(Dataset rows)
-- Begin --
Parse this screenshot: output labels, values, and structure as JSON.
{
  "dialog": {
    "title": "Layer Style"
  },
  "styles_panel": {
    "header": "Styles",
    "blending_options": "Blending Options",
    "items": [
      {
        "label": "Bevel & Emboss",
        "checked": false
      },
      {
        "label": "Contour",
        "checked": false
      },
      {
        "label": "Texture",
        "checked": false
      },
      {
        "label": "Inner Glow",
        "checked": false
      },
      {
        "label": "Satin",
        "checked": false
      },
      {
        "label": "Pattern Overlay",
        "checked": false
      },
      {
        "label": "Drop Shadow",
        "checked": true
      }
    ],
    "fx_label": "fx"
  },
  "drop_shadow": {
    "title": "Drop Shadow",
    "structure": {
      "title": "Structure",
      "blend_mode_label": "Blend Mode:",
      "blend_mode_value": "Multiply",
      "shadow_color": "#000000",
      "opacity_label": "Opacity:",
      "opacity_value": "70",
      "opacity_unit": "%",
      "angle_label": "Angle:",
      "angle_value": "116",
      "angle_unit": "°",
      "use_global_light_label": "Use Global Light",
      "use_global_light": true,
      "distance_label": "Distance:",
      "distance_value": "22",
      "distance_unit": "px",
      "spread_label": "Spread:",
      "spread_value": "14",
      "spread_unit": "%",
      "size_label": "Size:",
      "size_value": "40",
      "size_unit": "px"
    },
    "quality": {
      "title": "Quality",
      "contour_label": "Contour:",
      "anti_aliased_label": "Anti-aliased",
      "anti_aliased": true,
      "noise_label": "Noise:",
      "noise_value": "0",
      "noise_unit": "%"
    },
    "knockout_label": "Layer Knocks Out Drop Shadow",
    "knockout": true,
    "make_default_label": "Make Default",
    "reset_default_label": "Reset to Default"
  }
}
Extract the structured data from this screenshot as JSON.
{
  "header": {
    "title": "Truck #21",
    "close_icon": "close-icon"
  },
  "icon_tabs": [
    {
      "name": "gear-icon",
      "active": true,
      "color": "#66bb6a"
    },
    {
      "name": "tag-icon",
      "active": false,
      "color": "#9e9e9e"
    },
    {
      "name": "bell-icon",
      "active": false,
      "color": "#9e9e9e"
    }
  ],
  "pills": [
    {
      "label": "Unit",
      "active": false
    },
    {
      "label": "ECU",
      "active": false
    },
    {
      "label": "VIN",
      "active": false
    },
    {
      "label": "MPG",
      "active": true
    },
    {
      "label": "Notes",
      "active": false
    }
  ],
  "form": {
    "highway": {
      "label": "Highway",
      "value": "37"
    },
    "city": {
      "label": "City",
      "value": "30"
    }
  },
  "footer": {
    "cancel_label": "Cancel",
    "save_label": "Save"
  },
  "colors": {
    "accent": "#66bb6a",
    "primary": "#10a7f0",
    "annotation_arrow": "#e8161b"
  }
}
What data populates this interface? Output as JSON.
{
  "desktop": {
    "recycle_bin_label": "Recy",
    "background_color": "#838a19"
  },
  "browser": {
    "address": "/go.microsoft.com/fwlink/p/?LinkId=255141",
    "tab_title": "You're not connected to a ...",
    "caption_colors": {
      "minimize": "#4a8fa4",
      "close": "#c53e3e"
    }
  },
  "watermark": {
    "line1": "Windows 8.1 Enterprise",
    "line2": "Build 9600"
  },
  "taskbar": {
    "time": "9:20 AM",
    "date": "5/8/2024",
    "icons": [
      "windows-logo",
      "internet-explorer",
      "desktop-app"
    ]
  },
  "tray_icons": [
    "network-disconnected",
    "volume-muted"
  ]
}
-- End --
▶ **Your task**
Using the material above, extract the line that contains "What data populates" and every line after it, exactly as given; stop at the last line.

▶ **Result**
What data populates this interface? Output as JSON.
{
  "desktop": {
    "recycle_bin_label": "Recy",
    "background_color": "#838a19"
  },
  "browser": {
    "address": "/go.microsoft.com/fwlink/p/?LinkId=255141",
    "tab_title": "You're not connected to a ...",
    "caption_colors": {
      "minimize": "#4a8fa4",
      "close": "#c53e3e"
    }
  },
  "watermark": {
    "line1": "Windows 8.1 Enterprise",
    "line2": "Build 9600"
  },
  "taskbar": {
    "time": "9:20 AM",
    "date": "5/8/2024",
    "icons": [
      "windows-logo",
      "internet-explorer",
      "desktop-app"
    ]
  },
  "tray_icons": [
    "network-disconnected",
    "volume-muted"
  ]
}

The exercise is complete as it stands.